## YOUR OBJECTIVE
Report how many lines below contain the word "text", and give only that number.

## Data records
=-=-=

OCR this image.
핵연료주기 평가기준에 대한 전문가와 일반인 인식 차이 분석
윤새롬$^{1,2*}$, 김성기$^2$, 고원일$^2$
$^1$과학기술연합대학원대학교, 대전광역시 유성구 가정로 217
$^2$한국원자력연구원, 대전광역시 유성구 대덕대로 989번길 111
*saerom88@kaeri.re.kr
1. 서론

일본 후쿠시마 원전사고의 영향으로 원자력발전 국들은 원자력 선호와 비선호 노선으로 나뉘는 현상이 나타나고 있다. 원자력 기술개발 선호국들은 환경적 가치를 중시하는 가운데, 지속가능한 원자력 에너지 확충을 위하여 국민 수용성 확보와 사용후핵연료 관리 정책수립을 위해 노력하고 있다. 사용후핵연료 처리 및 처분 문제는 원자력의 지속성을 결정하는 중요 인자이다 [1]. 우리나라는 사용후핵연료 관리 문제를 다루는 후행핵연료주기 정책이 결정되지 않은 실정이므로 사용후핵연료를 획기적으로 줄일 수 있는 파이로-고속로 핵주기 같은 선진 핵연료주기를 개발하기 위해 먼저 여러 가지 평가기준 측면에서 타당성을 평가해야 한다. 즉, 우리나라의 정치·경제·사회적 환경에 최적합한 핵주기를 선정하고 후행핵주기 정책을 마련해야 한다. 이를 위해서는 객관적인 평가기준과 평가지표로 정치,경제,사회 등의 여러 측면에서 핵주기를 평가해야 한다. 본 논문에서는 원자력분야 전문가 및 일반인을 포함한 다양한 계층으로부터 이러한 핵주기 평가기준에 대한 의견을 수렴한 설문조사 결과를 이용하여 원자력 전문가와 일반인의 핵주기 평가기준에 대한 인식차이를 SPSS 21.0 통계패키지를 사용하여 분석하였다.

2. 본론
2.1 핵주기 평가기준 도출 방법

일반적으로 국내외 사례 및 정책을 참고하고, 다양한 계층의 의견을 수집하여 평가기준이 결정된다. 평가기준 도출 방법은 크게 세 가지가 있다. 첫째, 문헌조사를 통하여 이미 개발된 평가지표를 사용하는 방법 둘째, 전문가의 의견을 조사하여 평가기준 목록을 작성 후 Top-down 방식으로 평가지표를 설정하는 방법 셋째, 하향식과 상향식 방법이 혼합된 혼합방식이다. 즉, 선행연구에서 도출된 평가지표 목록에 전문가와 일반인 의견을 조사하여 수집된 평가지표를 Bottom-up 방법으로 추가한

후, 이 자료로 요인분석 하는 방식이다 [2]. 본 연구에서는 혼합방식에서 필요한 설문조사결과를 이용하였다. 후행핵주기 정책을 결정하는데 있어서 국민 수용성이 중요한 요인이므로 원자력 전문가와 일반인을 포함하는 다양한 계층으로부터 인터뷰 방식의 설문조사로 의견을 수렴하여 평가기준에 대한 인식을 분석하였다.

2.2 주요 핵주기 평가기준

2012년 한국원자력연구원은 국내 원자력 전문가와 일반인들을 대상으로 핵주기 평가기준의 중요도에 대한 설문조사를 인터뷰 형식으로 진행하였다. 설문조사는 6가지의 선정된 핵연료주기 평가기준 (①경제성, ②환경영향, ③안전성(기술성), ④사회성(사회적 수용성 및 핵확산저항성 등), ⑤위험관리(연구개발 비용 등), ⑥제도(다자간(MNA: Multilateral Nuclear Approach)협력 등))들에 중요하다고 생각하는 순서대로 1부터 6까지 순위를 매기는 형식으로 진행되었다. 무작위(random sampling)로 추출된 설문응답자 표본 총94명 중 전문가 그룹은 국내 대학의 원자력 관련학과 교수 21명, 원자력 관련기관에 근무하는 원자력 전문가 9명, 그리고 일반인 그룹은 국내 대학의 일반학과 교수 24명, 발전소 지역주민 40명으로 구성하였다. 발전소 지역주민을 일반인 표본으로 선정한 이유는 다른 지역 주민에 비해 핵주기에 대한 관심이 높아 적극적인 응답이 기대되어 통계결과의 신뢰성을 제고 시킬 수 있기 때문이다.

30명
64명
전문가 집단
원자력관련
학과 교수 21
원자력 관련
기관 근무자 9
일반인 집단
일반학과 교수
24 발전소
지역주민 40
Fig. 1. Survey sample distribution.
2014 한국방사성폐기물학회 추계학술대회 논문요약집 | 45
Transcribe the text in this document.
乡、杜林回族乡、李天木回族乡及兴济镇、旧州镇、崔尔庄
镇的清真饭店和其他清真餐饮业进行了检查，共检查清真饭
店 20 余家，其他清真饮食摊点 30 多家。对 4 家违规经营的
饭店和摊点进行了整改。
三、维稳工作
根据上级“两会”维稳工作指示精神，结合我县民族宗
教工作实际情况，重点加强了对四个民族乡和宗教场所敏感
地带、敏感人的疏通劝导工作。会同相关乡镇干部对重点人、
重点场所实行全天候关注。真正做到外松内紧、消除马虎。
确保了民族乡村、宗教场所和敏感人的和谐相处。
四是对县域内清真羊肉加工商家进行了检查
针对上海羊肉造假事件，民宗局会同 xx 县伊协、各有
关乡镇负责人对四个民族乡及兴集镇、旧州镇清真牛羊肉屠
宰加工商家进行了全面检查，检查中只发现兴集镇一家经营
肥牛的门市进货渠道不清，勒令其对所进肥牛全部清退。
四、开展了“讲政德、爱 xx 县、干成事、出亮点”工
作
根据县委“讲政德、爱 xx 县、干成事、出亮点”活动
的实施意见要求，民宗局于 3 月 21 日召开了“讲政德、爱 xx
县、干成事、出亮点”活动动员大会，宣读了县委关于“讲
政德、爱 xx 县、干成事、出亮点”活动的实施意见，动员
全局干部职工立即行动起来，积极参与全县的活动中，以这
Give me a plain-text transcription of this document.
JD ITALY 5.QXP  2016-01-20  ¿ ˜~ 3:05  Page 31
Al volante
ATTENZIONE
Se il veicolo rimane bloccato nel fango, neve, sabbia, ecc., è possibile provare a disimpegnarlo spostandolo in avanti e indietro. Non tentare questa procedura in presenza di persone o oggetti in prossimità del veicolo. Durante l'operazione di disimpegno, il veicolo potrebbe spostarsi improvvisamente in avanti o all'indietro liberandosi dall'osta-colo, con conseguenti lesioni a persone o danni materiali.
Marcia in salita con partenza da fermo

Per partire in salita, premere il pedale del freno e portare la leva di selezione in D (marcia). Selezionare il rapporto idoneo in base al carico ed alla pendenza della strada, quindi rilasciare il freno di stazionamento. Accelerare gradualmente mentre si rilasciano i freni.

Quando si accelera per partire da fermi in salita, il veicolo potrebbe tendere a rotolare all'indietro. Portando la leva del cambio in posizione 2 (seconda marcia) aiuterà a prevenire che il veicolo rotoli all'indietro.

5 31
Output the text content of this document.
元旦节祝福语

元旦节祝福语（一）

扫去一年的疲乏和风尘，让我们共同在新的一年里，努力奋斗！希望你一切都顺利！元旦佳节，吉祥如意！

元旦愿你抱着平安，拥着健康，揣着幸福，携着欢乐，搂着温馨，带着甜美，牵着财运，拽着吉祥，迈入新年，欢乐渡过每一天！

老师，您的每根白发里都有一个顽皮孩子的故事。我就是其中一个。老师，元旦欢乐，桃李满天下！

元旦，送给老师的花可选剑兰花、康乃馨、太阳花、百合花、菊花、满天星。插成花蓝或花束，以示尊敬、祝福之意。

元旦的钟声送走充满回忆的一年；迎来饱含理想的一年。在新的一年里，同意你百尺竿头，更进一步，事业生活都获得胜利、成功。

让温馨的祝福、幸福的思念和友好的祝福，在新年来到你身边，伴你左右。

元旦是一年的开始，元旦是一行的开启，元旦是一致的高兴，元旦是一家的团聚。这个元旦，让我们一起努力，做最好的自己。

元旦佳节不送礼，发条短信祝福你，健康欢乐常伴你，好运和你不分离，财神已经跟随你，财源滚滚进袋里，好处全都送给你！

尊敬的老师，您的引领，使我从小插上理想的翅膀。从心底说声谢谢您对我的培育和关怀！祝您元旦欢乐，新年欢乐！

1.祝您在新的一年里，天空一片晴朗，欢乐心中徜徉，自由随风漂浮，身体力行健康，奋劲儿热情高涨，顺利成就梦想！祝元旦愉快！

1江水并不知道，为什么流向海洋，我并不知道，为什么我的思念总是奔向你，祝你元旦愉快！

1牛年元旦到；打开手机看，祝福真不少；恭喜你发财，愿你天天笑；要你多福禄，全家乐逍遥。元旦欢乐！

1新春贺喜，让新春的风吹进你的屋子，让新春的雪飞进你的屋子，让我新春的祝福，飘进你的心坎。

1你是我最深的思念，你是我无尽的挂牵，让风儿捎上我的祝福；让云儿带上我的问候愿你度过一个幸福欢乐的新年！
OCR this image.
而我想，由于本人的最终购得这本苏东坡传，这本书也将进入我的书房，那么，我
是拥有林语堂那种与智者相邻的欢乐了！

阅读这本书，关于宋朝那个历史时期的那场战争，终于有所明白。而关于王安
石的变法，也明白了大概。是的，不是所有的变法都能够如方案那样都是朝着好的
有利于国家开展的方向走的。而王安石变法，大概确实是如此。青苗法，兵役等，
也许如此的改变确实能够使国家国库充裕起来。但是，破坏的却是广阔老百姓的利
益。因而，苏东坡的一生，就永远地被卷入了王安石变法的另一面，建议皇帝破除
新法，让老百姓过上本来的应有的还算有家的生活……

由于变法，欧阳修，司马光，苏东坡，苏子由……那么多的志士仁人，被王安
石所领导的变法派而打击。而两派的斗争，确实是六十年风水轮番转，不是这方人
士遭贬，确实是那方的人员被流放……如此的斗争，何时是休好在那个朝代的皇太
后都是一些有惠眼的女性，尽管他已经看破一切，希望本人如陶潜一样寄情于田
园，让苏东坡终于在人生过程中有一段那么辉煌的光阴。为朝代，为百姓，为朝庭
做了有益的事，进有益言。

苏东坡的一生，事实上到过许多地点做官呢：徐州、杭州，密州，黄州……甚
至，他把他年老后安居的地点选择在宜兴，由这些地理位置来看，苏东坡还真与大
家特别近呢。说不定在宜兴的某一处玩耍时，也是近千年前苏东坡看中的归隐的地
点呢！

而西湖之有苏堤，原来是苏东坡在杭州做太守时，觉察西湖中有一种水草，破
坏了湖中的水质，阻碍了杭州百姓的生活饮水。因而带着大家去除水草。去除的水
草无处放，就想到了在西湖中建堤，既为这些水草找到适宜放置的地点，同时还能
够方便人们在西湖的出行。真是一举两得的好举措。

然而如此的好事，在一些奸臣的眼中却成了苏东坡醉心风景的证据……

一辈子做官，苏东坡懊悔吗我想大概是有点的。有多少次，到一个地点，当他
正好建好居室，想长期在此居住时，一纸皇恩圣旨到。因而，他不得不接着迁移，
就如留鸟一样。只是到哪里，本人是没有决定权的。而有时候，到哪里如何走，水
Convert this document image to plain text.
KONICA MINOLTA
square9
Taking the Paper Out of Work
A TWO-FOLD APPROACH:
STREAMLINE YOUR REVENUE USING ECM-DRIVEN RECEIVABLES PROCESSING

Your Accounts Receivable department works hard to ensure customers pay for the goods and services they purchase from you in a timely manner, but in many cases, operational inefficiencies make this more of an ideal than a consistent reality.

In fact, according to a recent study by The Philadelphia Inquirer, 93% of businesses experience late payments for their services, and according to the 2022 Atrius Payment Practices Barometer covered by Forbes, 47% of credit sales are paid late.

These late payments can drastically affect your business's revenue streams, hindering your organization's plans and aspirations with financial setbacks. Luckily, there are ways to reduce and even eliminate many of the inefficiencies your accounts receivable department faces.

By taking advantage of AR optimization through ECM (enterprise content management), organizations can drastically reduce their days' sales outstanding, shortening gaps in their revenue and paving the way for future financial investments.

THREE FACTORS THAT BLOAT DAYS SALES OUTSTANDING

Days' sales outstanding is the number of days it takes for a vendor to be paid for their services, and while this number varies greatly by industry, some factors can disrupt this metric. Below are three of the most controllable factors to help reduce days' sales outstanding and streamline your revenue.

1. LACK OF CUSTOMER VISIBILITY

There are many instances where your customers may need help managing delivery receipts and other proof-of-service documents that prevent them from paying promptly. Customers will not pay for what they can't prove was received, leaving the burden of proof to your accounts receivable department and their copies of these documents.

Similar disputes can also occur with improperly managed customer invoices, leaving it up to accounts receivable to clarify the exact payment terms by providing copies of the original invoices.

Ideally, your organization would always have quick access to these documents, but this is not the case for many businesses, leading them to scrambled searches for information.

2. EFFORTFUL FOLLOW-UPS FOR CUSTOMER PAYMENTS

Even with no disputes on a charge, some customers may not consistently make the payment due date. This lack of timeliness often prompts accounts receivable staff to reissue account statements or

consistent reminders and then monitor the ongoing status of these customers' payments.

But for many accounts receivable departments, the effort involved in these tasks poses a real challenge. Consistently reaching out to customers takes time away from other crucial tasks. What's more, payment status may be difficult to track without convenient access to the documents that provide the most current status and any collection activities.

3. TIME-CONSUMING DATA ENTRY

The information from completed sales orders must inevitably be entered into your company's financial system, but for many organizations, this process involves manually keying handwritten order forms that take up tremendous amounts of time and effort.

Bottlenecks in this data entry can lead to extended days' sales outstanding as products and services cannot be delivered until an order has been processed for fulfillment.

=-=-=

## RIGHT ANSWER
4